=== YOUR OBJECTIVE ===
Send back the entries below exactly as they appear.
-------- DATA SHOWN --------
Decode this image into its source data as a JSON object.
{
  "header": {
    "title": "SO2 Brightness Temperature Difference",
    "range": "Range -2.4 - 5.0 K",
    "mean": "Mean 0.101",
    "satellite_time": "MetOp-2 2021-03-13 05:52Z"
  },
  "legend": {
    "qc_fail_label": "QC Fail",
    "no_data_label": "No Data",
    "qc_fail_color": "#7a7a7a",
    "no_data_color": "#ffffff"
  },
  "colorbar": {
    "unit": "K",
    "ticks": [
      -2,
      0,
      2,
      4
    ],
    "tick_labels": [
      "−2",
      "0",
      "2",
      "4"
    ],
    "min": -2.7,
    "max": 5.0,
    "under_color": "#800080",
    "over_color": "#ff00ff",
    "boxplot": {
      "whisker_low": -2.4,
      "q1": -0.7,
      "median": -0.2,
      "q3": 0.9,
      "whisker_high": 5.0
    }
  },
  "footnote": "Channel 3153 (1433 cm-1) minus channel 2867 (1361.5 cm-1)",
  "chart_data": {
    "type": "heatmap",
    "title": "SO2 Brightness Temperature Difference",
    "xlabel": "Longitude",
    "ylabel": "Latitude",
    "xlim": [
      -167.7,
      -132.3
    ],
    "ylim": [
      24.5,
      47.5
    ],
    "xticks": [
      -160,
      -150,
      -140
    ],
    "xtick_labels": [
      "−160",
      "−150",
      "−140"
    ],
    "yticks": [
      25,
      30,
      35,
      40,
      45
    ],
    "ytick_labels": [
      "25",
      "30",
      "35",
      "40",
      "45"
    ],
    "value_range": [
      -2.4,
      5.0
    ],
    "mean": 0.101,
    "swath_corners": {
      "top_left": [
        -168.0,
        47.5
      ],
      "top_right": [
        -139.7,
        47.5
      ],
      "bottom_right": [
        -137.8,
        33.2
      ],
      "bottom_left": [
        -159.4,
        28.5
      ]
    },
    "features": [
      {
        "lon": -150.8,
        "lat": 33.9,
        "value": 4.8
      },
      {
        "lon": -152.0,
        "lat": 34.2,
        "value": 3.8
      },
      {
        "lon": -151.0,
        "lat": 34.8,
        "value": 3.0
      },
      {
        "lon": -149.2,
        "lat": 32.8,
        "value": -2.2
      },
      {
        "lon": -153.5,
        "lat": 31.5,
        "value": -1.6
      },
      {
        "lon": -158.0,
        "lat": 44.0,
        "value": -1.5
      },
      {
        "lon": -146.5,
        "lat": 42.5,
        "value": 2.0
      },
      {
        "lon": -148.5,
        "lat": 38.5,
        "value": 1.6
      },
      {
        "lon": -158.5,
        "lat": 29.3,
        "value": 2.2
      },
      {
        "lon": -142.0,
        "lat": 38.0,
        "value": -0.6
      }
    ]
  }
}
--------
=== THE REPLY ===
Decode this image into its source data as a JSON object.
{
  "header": {
    "title": "SO2 Brightness Temperature Difference",
    "range": "Range -2.4 - 5.0 K",
    "mean": "Mean 0.101",
    "satellite_time": "MetOp-2 2021-03-13 05:52Z"
  },
  "legend": {
    "qc_fail_label": "QC Fail",
    "no_data_label": "No Data",
    "qc_fail_color": "#7a7a7a",
    "no_data_color": "#ffffff"
  },
  "colorbar": {
    "unit": "K",
    "ticks": [
      -2,
      0,
      2,
      4
    ],
    "tick_labels": [
      "−2",
      "0",
      "2",
      "4"
    ],
    "min": -2.7,
    "max": 5.0,
    "under_color": "#800080",
    "over_color": "#ff00ff",
    "boxplot": {
      "whisker_low": -2.4,
      "q1": -0.7,
      "median": -0.2,
      "q3": 0.9,
      "whisker_high": 5.0
    }
  },
  "footnote": "Channel 3153 (1433 cm-1) minus channel 2867 (1361.5 cm-1)",
  "chart_data": {
    "type": "heatmap",
    "title": "SO2 Brightness Temperature Difference",
    "xlabel": "Longitude",
    "ylabel": "Latitude",
    "xlim": [
      -167.7,
      -132.3
    ],
    "ylim": [
      24.5,
      47.5
    ],
    "xticks": [
      -160,
      -150,
      -140
    ],
    "xtick_labels": [
      "−160",
      "−150",
      "−140"
    ],
    "yticks": [
      25,
      30,
      35,
      40,
      45
    ],
    "ytick_labels": [
      "25",
      "30",
      "35",
      "40",
      "45"
    ],
    "value_range": [
      -2.4,
      5.0
    ],
    "mean": 0.101,
    "swath_corners": {
      "top_left": [
        -168.0,
        47.5
      ],
      "top_right": [
        -139.7,
        47.5
      ],
      "bottom_right": [
        -137.8,
        33.2
      ],
      "bottom_left": [
        -159.4,
        28.5
      ]
    },
    "features": [
      {
        "lon": -150.8,
        "lat": 33.9,
        "value": 4.8
      },
      {
        "lon": -152.0,
        "lat": 34.2,
        "value": 3.8
      },
      {
        "lon": -151.0,
        "lat": 34.8,
        "value": 3.0
      },
      {
        "lon": -149.2,
        "lat": 32.8,
        "value": -2.2
      },
      {
        "lon": -153.5,
        "lat": 31.5,
        "value": -1.6
      },
      {
        "lon": -158.0,
        "lat": 44.0,
        "value": -1.5
      },
      {
        "lon": -146.5,
        "lat": 42.5,
        "value": 2.0
      },
      {
        "lon": -148.5,
        "lat": 38.5,
        "value": 1.6
      },
      {
        "lon": -158.5,
        "lat": 29.3,
        "value": 2.2
      },
      {
        "lon": -142.0,
        "lat": 38.0,
        "value": -0.6
      }
    ]
  }
}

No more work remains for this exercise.